-- Information supplied --
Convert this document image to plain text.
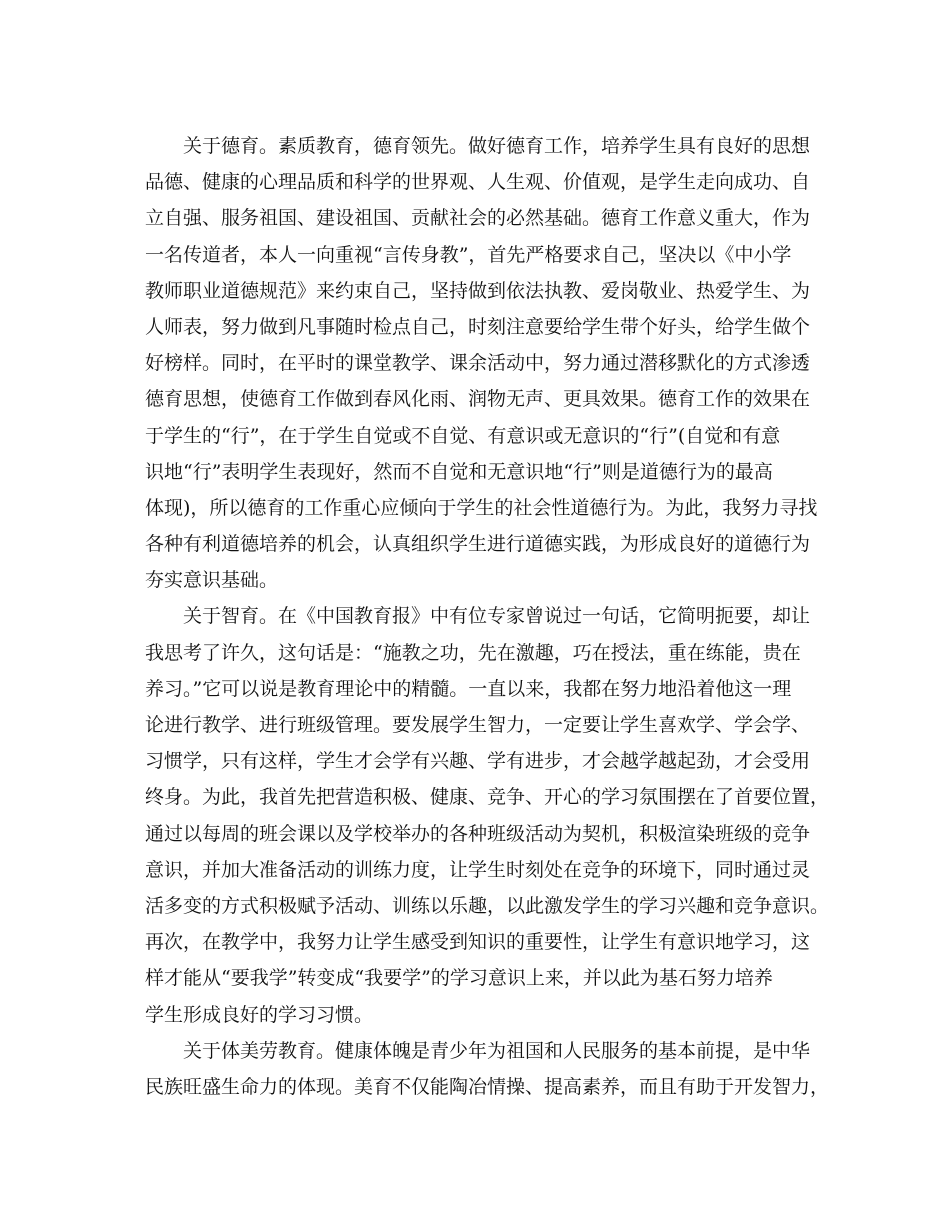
关于德育。素质教育，德育领先。做好德育工作，培养学生具有良好的思想
品德、健康的心理品质和科学的世界观、人生观、价值观，是学生走向成功、自
立自强、服务祖国、建设祖国、贡献社会的必然基础。德育工作意义重大，作为
一名传道者，本人一向重视“言传身教”，首先严格要求自己，坚决以《中小学
教师职业道德规范》来约束自己，坚持做到依法执教、爱岗敬业、热爱学生、为
人师表，努力做到凡事随时检点自己，时刻注意要给学生带个好头，给学生做个
好榜样。同时，在平时的课堂教学、课余活动中，努力通过潜移默化的方式渗透
德育思想，使德育工作做到春风化雨、润物无声、更具效果。德育工作的效果在
于学生的“行”，在于学生自觉或不自觉、有意识或无意识的“行”(自觉和有意
识地“行”表明学生表现好，然而不自觉和无意识地“行”则是道德行为的最高
体现)，所以德育的工作重心应倾向于学生的社会性道德行为。为此，我努力寻找
各种有利道德培养的机会，认真组织学生进行道德实践，为形成良好的道德行为
夯实意识基础。
关于智育。在《中国教育报》中有位专家曾说过一句话，它简明扼要，却让
我思考了许久，这句话是：“施教之功，先在激趣，巧在授法，重在练能，贵在
养习。”它可以说是教育理论中的精髓。一直以来，我都在努力地沿着他这一理
论进行教学、进行班级管理。要发展学生智力，一定要让学生喜欢学、学会学、
习惯学，只有这样，学生才会学有兴趣、学有进步，才会越学越起劲，才会受用
终身。为此，我首先把营造积极、健康、竞争、开心的学习氛围摆在了首要位置，
通过以每周的班会课以及学校举办的各种班级活动为契机，积极渲染班级的竞争
意识，并加大准备活动的训练力度，让学生时刻处在竞争的环境下，同时通过灵
活多变的方式积极赋予活动、训练以乐趣，以此激发学生的学习兴趣和竞争意识。
再次，在教学中，我努力让学生感受到知识的重要性，让学生有意识地学习，这
样才能从“要我学”转变成“我要学”的学习意识上来，并以此为基石努力培养
学生形成良好的学习习惯。
关于体美劳教育。健康体魄是青少年为祖国和人民服务的基本前提，是中华
民族旺盛生命力的体现。美育不仅能陶冶情操、提高素养，而且有助于开发智力，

-- What to produce --
Copy out every line of the material above exactly, skipping the pictures.

-- Exercise output --
Convert this document image to plain text.
关于德育。素质教育，德育领先。做好德育工作，培养学生具有良好的思想
品德、健康的心理品质和科学的世界观、人生观、价值观，是学生走向成功、自
立自强、服务祖国、建设祖国、贡献社会的必然基础。德育工作意义重大，作为
一名传道者，本人一向重视“言传身教”，首先严格要求自己，坚决以《中小学
教师职业道德规范》来约束自己，坚持做到依法执教、爱岗敬业、热爱学生、为
人师表，努力做到凡事随时检点自己，时刻注意要给学生带个好头，给学生做个
好榜样。同时，在平时的课堂教学、课余活动中，努力通过潜移默化的方式渗透
德育思想，使德育工作做到春风化雨、润物无声、更具效果。德育工作的效果在
于学生的“行”，在于学生自觉或不自觉、有意识或无意识的“行”(自觉和有意
识地“行”表明学生表现好，然而不自觉和无意识地“行”则是道德行为的最高
体现)，所以德育的工作重心应倾向于学生的社会性道德行为。为此，我努力寻找
各种有利道德培养的机会，认真组织学生进行道德实践，为形成良好的道德行为
夯实意识基础。
关于智育。在《中国教育报》中有位专家曾说过一句话，它简明扼要，却让
我思考了许久，这句话是：“施教之功，先在激趣，巧在授法，重在练能，贵在
养习。”它可以说是教育理论中的精髓。一直以来，我都在努力地沿着他这一理
论进行教学、进行班级管理。要发展学生智力，一定要让学生喜欢学、学会学、
习惯学，只有这样，学生才会学有兴趣、学有进步，才会越学越起劲，才会受用
终身。为此，我首先把营造积极、健康、竞争、开心的学习氛围摆在了首要位置，
通过以每周的班会课以及学校举办的各种班级活动为契机，积极渲染班级的竞争
意识，并加大准备活动的训练力度，让学生时刻处在竞争的环境下，同时通过灵
活多变的方式积极赋予活动、训练以乐趣，以此激发学生的学习兴趣和竞争意识。
再次，在教学中，我努力让学生感受到知识的重要性，让学生有意识地学习，这
样才能从“要我学”转变成“我要学”的学习意识上来，并以此为基石努力培养
学生形成良好的学习习惯。
关于体美劳教育。健康体魄是青少年为祖国和人民服务的基本前提，是中华
民族旺盛生命力的体现。美育不仅能陶冶情操、提高素养，而且有助于开发智力，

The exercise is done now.